* _Stated problem_
Copy out all lines with the word "遵守规则" in them.

Start Material

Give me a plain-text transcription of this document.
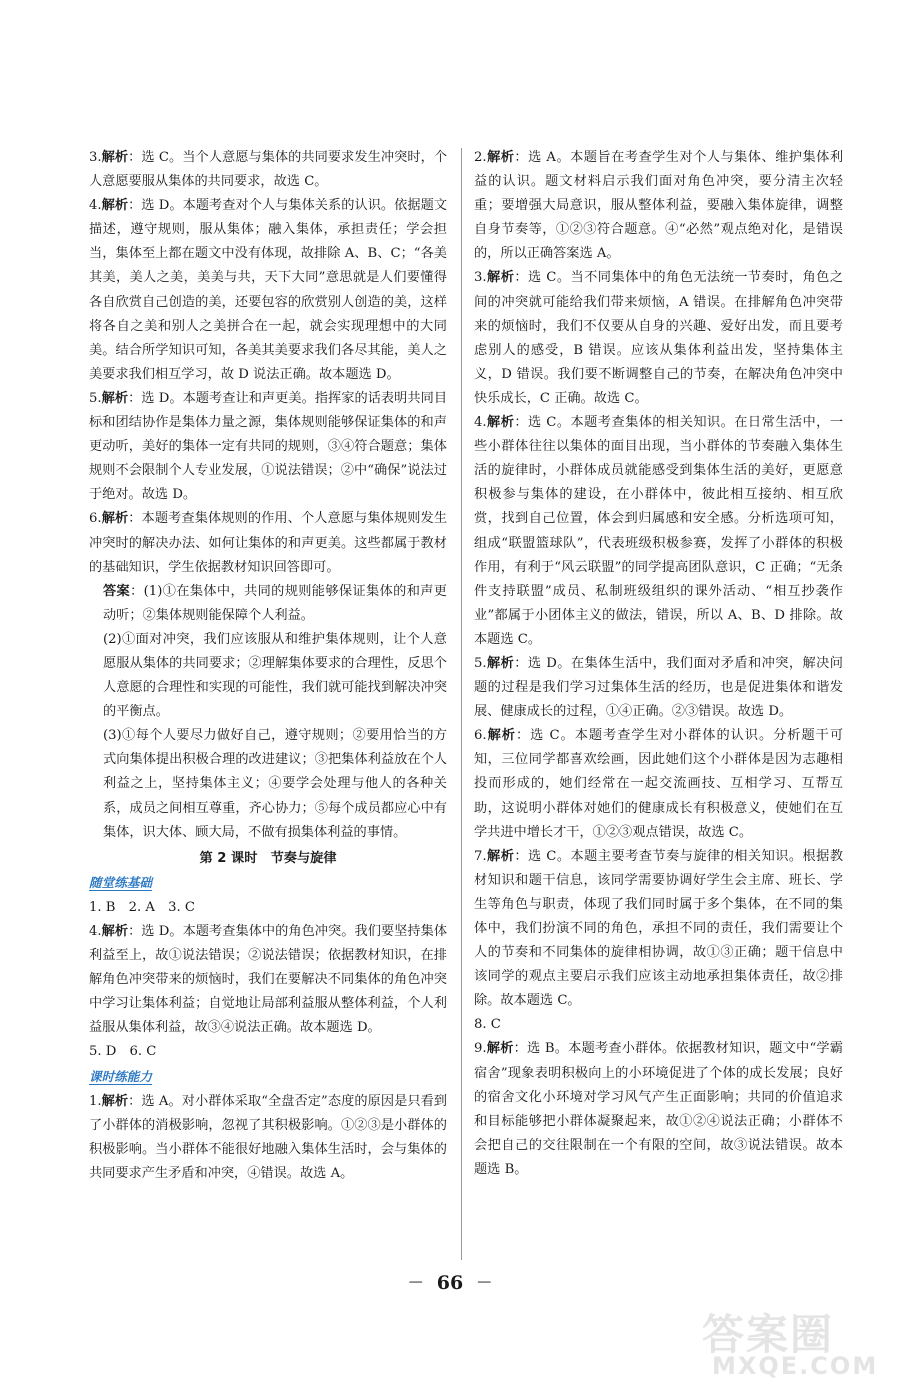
3.解析：选 C。当个人意愿与集体的共同要求发生冲突时，个人意愿要服从集体的共同要求，故选 C。

4.解析：选 D。本题考查对个人与集体关系的认识。依据题文描述，遵守规则，服从集体；融入集体，承担责任；学会担当，集体至上都在题文中没有体现，故排除 A、B、C；“各美其美，美人之美，美美与共，天下大同”意思就是人们要懂得各自欣赏自己创造的美，还要包容的欣赏别人创造的美，这样将各自之美和别人之美拼合在一起，就会实现理想中的大同美。结合所学知识可知，各美其美要求我们各尽其能，美人之美要求我们相互学习，故 D 说法正确。故本题选 D。

5.解析：选 D。本题考查让和声更美。指挥家的话表明共同目标和团结协作是集体力量之源，集体规则能够保证集体的和声更动听，美好的集体一定有共同的规则，③④符合题意；集体规则不会限制个人专业发展，①说法错误；②中“确保”说法过于绝对。故选 D。

6.解析：本题考查集体规则的作用、个人意愿与集体规则发生冲突时的解决办法、如何让集体的和声更美。这些都属于教材的基础知识，学生依据教材知识回答即可。

答案：(1)①在集体中，共同的规则能够保证集体的和声更动听；②集体规则能保障个人利益。

(2)①面对冲突，我们应该服从和维护集体规则，让个人意愿服从集体的共同要求；②理解集体要求的合理性，反思个人意愿的合理性和实现的可能性，我们就可能找到解决冲突的平衡点。

(3)①每个人要尽力做好自己，遵守规则；②要用恰当的方式向集体提出积极合理的改进建议；③把集体利益放在个人利益之上，坚持集体主义；④要学会处理与他人的各种关系，成员之间相互尊重，齐心协力；⑤每个成员都应心中有集体，识大体、顾大局，不做有损集体利益的事情。

第 2 课时　节奏与旋律

随堂练基础

1. B　2. A　3. C

4.解析：选 D。本题考查集体中的角色冲突。我们要坚持集体利益至上，故①说法错误；②说法错误；依据教材知识，在排解角色冲突带来的烦恼时，我们在要解决不同集体的角色冲突中学习让集体利益；自觉地让局部利益服从整体利益，个人利益服从集体利益，故③④说法正确。故本题选 D。

5. D　6. C

课时练能力

1.解析：选 A。对小群体采取“全盘否定”态度的原因是只看到了小群体的消极影响，忽视了其积极影响。①②③是小群体的积极影响。当小群体不能很好地融入集体生活时，会与集体的共同要求产生矛盾和冲突，④错误。故选 A。

2.解析：选 A。本题旨在考查学生对个人与集体、维护集体利益的认识。题文材料启示我们面对角色冲突，要分清主次轻重；要增强大局意识，服从整体利益，要融入集体旋律，调整自身节奏等，①②③符合题意。④“必然”观点绝对化，是错误的，所以正确答案选 A。

3.解析：选 C。当不同集体中的角色无法统一节奏时，角色之间的冲突就可能给我们带来烦恼，A 错误。在排解角色冲突带来的烦恼时，我们不仅要从自身的兴趣、爱好出发，而且要考虑别人的感受，B 错误。应该从集体利益出发，坚持集体主义，D 错误。我们要不断调整自己的节奏，在解决角色冲突中快乐成长，C 正确。故选 C。

4.解析：选 C。本题考查集体的相关知识。在日常生活中，一些小群体往往以集体的面目出现，当小群体的节奏融入集体生活的旋律时，小群体成员就能感受到集体生活的美好，更愿意积极参与集体的建设，在小群体中，彼此相互接纳、相互欣赏，找到自己位置，体会到归属感和安全感。分析选项可知，组成“联盟篮球队”，代表班级积极参赛，发挥了小群体的积极作用，有利于“风云联盟”的同学提高团队意识，C 正确；“无条件支持联盟”成员、私制班级组织的课外活动、“相互抄袭作业”都属于小团体主义的做法，错误，所以 A、B、D 排除。故本题选 C。

5.解析：选 D。在集体生活中，我们面对矛盾和冲突，解决问题的过程是我们学习过集体生活的经历，也是促进集体和谐发展、健康成长的过程，①④正确。②③错误。故选 D。

6.解析：选 C。本题考查学生对小群体的认识。分析题干可知，三位同学都喜欢绘画，因此她们这个小群体是因为志趣相投而形成的，她们经常在一起交流画技、互相学习、互帮互助，这说明小群体对她们的健康成长有积极意义，使她们在互学共进中增长才干，①②③观点错误，故选 C。

7.解析：选 C。本题主要考查节奏与旋律的相关知识。根据教材知识和题干信息，该同学需要协调好学生会主席、班长、学生等角色与职责，体现了我们同时属于多个集体，在不同的集体中，我们扮演不同的角色，承担不同的责任，我们需要让个人的节奏和不同集体的旋律相协调，故①③正确；题干信息中该同学的观点主要启示我们应该主动地承担集体责任，故②排除。故本题选 C。

8. C

9.解析：选 B。本题考查小群体。依据教材知识，题文中“学霸宿舍”现象表明积极向上的小环境促进了个体的成长发展；良好的宿舍文化小环境对学习风气产生正面影响；共同的价值追求和目标能够把小群体凝聚起来，故①②④说法正确；小群体不会把自己的交往限制在一个有限的空间，故③说法错误。故本题选 B。

— 66 —
答案圈
MXQE.COM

End Material

* _Solution to the exercise_
4.解析：选 D。本题考查对个人与集体关系的认识。依据题文描述，遵守规则，服从集体；融入集体，承担责任；学会担当，集体至上都在题文中没有体现，故排除 A、B、C；“各美其美，美人之美，美美与共，天下大同”意思就是人们要懂得各自欣赏自己创造的美，还要包容的欣赏别人创造的美，这样将各自之美和别人之美拼合在一起，就会实现理想中的大同美。结合所学知识可知，各美其美要求我们各尽其能，美人之美要求我们相互学习，故 D 说法正确。故本题选 D。
(3)①每个人要尽力做好自己，遵守规则；②要用恰当的方式向集体提出积极合理的改进建议；③把集体利益放在个人利益之上，坚持集体主义；④要学会处理与他人的各种关系，成员之间相互尊重，齐心协力；⑤每个成员都应心中有集体，识大体、顾大局，不做有损集体利益的事情。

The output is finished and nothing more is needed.